GOAL
Reproduce all lines of the listing below in which the word "text" occurs.
-------------------------
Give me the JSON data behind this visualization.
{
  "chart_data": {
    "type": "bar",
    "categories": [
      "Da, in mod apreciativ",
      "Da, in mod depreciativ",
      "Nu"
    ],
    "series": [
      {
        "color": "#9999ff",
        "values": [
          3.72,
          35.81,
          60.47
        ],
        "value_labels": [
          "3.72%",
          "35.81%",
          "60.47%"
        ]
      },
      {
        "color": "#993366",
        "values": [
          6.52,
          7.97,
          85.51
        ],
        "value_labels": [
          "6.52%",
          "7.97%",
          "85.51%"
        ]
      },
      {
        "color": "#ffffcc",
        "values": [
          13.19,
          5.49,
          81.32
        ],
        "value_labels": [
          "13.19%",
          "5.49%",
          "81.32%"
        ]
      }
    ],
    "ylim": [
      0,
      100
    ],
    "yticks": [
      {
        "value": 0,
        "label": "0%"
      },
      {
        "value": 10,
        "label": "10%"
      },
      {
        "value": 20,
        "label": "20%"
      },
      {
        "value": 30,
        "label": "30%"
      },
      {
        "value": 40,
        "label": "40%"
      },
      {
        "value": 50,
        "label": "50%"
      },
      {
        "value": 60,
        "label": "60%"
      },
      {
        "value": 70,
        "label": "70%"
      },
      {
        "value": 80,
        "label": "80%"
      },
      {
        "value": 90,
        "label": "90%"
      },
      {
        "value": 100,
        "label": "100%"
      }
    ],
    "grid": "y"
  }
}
-------------------------
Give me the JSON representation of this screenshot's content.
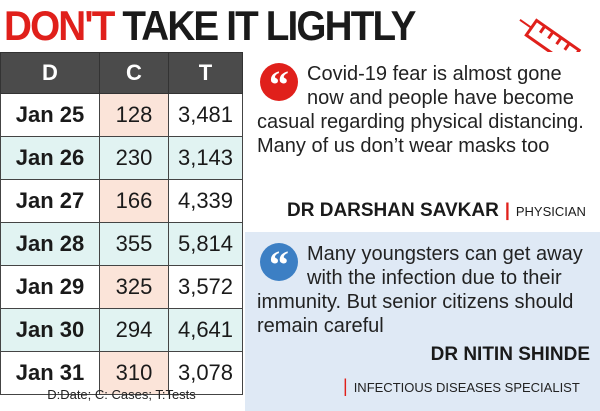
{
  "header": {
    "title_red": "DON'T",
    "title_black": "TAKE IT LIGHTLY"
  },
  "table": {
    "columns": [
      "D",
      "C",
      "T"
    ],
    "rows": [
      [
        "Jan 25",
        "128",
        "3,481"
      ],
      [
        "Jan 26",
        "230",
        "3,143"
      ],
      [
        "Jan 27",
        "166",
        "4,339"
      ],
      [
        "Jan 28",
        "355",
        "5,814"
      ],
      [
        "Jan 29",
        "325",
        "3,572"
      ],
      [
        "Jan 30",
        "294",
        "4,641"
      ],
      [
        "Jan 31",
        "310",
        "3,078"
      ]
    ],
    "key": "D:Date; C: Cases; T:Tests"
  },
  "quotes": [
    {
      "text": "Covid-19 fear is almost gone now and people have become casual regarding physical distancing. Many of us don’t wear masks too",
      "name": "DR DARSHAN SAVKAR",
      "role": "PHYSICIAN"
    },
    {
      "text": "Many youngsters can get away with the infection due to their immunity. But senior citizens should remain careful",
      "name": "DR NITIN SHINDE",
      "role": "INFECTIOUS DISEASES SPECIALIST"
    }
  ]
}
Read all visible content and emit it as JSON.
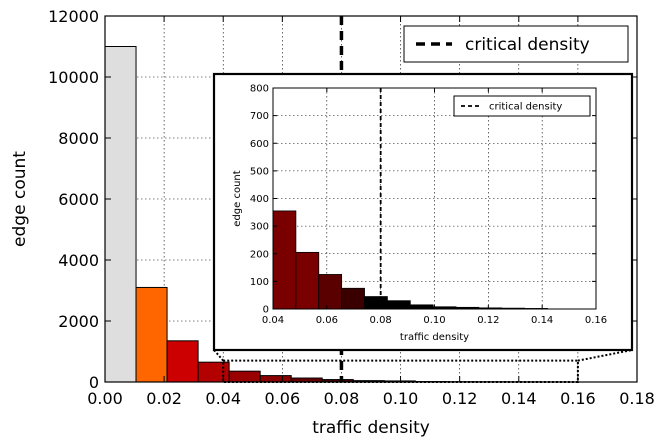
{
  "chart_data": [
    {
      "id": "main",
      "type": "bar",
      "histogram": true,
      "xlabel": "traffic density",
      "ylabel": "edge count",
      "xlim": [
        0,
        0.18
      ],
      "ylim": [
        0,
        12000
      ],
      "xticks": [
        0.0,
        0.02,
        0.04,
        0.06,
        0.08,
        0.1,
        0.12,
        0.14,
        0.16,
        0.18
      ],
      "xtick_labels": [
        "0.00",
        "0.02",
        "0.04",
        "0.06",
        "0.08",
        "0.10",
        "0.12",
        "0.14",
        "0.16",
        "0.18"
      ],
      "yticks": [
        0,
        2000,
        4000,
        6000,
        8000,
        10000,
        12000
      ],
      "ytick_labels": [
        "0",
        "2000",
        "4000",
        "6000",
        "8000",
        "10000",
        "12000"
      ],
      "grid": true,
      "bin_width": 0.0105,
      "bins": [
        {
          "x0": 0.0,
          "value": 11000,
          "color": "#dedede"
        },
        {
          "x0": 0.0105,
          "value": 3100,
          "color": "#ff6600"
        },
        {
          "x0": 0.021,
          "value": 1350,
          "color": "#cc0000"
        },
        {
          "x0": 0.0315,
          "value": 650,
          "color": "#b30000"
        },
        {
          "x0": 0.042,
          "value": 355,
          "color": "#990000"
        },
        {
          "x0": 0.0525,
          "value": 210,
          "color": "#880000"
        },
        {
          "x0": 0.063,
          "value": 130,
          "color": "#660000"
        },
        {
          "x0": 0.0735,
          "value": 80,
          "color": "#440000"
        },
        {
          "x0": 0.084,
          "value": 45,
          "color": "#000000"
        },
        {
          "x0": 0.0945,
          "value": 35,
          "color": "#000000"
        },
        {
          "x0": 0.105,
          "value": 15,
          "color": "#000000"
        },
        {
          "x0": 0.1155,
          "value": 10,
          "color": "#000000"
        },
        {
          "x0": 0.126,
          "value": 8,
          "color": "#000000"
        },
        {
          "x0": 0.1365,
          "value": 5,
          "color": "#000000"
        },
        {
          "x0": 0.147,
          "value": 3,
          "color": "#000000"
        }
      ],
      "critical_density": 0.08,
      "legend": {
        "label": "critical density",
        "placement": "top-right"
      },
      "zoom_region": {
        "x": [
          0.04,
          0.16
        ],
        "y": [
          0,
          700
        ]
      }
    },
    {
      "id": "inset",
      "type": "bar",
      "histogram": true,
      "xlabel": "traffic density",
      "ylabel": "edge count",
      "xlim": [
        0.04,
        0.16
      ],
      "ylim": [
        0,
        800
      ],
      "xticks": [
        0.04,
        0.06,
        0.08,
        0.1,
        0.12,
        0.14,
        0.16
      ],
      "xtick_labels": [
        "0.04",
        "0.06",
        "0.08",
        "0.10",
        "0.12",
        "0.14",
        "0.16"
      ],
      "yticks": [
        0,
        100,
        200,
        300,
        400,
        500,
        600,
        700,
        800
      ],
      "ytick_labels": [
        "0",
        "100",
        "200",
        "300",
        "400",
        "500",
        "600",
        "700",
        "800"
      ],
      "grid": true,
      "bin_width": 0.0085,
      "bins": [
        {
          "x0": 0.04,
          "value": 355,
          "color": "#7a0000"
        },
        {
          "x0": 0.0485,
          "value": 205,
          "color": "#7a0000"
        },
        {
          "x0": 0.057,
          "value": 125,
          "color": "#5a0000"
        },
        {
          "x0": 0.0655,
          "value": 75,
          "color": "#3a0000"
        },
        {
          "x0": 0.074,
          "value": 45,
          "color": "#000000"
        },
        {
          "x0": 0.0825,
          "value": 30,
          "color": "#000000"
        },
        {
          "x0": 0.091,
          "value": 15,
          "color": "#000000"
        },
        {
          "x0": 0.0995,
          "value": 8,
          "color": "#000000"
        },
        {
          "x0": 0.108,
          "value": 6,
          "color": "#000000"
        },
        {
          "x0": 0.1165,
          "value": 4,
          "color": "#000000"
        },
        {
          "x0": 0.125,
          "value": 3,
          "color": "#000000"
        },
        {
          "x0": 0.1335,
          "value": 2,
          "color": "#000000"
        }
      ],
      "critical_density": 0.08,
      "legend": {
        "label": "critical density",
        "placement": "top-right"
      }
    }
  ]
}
-------------------------
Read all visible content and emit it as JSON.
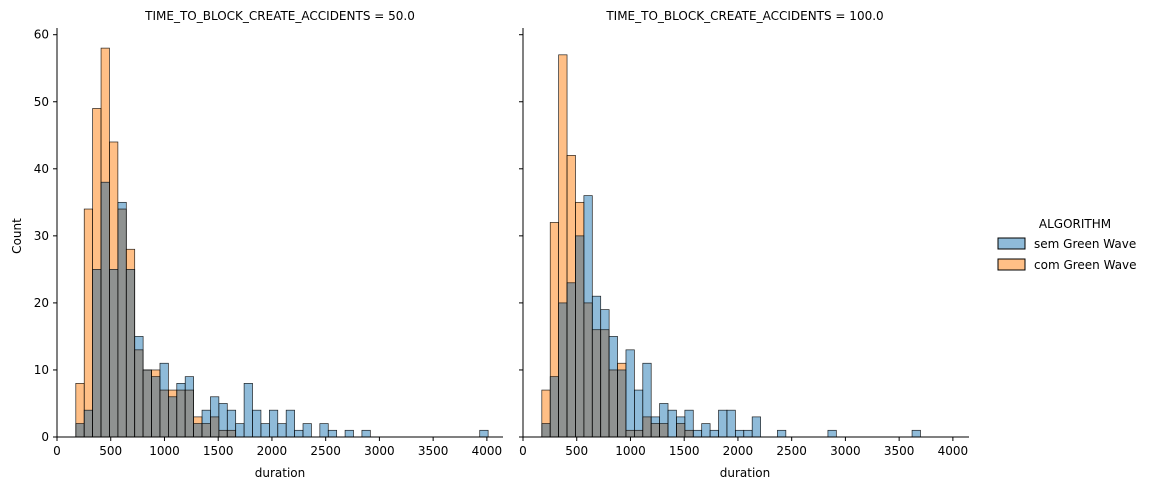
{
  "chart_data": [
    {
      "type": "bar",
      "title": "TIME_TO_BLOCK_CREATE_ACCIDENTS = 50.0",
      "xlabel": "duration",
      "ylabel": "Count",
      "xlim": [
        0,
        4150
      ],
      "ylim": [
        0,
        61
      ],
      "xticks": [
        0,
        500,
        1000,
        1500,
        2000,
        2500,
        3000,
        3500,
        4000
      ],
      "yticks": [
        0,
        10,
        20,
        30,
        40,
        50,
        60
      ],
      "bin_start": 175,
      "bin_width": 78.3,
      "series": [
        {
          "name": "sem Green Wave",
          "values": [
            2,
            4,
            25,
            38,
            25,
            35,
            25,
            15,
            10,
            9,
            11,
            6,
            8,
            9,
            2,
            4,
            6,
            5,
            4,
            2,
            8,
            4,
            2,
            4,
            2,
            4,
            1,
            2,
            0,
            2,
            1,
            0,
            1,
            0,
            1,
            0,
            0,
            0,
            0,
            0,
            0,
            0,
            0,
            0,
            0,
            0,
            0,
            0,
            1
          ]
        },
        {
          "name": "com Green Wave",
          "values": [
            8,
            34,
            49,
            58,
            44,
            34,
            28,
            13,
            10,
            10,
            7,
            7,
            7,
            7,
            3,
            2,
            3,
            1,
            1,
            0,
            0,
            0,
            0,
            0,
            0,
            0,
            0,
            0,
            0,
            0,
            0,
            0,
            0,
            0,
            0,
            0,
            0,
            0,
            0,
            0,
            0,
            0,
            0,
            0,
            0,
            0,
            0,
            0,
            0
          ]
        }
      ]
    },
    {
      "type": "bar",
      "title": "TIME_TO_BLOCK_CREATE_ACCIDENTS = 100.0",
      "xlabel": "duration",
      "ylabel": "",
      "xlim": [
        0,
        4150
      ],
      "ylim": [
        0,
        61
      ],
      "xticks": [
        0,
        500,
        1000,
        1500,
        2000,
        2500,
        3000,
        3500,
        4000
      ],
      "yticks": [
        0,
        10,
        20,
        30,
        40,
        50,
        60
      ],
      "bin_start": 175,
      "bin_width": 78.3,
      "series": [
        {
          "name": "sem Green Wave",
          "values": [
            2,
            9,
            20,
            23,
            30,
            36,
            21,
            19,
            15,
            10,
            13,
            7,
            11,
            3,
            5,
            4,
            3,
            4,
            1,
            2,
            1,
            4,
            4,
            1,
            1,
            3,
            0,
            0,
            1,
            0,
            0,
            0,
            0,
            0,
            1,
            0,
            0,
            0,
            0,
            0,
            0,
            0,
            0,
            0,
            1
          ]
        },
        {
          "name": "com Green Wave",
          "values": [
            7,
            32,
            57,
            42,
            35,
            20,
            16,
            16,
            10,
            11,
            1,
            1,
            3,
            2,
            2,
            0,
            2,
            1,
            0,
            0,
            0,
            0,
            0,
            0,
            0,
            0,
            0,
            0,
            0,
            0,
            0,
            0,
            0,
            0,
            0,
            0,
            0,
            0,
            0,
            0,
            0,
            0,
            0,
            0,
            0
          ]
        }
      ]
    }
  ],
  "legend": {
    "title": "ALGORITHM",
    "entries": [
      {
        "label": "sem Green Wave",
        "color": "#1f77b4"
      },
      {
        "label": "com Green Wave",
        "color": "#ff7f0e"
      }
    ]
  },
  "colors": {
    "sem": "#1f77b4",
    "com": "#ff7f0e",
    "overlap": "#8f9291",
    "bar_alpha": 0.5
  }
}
-------------------------
RESULT FOR THIS TASK
      "text": "Covid-19 fear is almost gone now and people have become casual regarding physical distancing. Many of us don’t wear masks too",
      "text": "Many youngsters can get away with the infection due to their immunity. But senior citizens should remain careful",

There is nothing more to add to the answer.